Data extracted from a collection
━━━━━━━━━━━━━━━━

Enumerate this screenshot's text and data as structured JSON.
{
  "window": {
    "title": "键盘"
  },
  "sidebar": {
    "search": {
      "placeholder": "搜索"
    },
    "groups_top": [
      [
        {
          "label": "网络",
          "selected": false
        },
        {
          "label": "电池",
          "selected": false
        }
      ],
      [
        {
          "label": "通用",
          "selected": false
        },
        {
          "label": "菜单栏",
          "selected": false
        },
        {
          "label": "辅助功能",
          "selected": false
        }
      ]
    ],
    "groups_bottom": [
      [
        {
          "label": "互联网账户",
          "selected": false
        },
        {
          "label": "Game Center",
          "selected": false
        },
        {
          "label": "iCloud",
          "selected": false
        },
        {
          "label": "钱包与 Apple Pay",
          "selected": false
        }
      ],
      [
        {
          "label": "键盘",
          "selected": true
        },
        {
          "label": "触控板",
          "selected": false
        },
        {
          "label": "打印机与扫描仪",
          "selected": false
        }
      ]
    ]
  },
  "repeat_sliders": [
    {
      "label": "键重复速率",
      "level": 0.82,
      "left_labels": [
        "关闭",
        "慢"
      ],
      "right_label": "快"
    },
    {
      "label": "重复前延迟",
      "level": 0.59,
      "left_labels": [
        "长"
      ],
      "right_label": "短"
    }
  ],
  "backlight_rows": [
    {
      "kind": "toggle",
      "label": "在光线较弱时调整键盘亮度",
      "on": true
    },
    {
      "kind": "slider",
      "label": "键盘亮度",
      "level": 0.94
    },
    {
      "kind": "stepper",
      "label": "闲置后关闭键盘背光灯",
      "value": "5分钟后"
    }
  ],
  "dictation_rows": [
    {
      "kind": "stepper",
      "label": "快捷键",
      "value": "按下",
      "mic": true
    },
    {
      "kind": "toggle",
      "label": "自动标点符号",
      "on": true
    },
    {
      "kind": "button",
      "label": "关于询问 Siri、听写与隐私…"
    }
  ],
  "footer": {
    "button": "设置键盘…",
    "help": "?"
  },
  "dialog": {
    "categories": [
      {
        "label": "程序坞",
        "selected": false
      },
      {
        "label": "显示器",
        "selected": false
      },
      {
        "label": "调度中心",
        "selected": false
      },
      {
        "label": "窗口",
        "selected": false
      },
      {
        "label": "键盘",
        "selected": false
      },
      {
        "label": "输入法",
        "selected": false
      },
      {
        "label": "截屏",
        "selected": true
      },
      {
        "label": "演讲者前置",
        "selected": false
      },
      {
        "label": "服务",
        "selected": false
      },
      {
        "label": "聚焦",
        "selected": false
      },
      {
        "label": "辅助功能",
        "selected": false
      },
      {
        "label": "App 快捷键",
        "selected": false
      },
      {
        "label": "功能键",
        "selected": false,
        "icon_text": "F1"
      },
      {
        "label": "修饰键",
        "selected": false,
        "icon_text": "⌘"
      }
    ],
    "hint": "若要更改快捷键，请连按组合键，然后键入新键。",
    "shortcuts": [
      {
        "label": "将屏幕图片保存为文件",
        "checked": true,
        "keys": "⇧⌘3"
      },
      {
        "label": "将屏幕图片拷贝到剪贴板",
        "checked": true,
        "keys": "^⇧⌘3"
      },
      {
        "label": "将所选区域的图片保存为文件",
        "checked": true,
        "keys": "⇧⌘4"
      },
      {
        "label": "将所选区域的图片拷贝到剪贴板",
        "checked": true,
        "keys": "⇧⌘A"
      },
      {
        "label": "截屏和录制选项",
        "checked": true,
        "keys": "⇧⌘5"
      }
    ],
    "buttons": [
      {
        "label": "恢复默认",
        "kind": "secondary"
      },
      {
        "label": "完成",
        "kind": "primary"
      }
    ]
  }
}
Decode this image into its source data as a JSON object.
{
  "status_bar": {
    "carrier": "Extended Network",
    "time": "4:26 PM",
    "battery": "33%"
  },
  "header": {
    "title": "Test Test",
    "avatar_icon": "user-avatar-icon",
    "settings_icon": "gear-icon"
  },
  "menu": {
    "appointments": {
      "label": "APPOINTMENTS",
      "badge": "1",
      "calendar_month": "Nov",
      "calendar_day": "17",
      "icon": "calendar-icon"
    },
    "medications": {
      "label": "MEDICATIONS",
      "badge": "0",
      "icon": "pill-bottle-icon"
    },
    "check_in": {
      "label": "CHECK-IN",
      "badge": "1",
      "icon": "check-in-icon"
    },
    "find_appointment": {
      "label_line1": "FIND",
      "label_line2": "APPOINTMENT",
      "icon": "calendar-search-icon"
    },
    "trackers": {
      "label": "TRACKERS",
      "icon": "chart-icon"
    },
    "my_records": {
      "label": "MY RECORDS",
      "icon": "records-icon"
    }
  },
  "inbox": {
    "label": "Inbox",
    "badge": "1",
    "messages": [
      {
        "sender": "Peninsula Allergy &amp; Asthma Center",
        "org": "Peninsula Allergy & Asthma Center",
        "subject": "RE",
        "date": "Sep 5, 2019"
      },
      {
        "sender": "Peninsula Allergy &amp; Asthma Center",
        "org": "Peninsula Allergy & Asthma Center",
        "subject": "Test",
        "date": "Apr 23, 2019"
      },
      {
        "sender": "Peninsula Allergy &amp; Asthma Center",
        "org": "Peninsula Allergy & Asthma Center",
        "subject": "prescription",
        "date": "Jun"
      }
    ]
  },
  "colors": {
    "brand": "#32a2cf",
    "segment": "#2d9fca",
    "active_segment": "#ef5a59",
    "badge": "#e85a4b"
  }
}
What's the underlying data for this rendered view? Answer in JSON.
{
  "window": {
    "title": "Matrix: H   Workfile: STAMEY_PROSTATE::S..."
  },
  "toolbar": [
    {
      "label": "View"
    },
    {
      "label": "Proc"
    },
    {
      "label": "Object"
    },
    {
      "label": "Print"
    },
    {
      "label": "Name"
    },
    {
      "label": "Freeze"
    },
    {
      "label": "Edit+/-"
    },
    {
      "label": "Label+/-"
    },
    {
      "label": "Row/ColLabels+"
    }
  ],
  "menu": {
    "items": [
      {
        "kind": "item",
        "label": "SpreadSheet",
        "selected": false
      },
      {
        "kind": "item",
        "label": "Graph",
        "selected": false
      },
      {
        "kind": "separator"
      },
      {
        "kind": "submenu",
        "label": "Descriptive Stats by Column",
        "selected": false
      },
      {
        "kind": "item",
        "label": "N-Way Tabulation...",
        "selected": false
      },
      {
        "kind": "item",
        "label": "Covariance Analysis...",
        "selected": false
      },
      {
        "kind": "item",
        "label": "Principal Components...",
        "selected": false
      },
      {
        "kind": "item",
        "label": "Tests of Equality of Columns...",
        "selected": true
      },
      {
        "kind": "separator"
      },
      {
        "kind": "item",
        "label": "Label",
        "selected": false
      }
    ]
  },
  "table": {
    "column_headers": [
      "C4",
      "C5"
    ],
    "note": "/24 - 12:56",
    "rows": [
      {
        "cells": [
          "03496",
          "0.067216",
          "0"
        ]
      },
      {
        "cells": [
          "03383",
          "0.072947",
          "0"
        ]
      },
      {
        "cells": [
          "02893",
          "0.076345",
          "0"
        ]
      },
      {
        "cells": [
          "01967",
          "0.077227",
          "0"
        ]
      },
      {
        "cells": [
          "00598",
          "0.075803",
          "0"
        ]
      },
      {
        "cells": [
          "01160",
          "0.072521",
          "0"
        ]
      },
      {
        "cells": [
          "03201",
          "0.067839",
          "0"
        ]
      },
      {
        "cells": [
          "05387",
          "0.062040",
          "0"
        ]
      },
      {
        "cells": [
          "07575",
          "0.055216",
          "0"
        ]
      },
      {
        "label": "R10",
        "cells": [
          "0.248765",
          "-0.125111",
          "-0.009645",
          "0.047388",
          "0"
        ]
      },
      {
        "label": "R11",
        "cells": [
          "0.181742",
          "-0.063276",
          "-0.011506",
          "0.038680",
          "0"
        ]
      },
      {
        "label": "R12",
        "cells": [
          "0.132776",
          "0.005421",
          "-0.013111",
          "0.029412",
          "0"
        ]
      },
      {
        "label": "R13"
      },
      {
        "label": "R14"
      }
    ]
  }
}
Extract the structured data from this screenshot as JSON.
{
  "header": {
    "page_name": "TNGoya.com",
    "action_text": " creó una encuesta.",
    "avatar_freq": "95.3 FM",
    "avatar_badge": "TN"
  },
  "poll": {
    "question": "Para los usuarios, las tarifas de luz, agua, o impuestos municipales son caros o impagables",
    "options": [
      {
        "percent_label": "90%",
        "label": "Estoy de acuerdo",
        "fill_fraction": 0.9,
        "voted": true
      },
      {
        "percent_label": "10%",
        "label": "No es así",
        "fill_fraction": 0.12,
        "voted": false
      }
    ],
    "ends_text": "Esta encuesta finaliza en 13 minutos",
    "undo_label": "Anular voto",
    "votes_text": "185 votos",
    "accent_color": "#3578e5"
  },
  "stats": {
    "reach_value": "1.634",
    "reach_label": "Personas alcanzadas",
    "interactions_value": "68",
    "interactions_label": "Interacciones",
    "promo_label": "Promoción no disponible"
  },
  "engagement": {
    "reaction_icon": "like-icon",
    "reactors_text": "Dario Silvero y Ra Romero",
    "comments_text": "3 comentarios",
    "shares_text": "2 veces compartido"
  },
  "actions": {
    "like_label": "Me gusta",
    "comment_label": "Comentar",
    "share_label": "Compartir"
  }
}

━━━━━━━━━━━━━━━━

§ TASK REQUIREMENTS
Return every line in the listing that contains the word "structured".

§ IN RESPONSE
Enumerate this screenshot's text and data as structured JSON.
Extract the structured data from this screenshot as JSON.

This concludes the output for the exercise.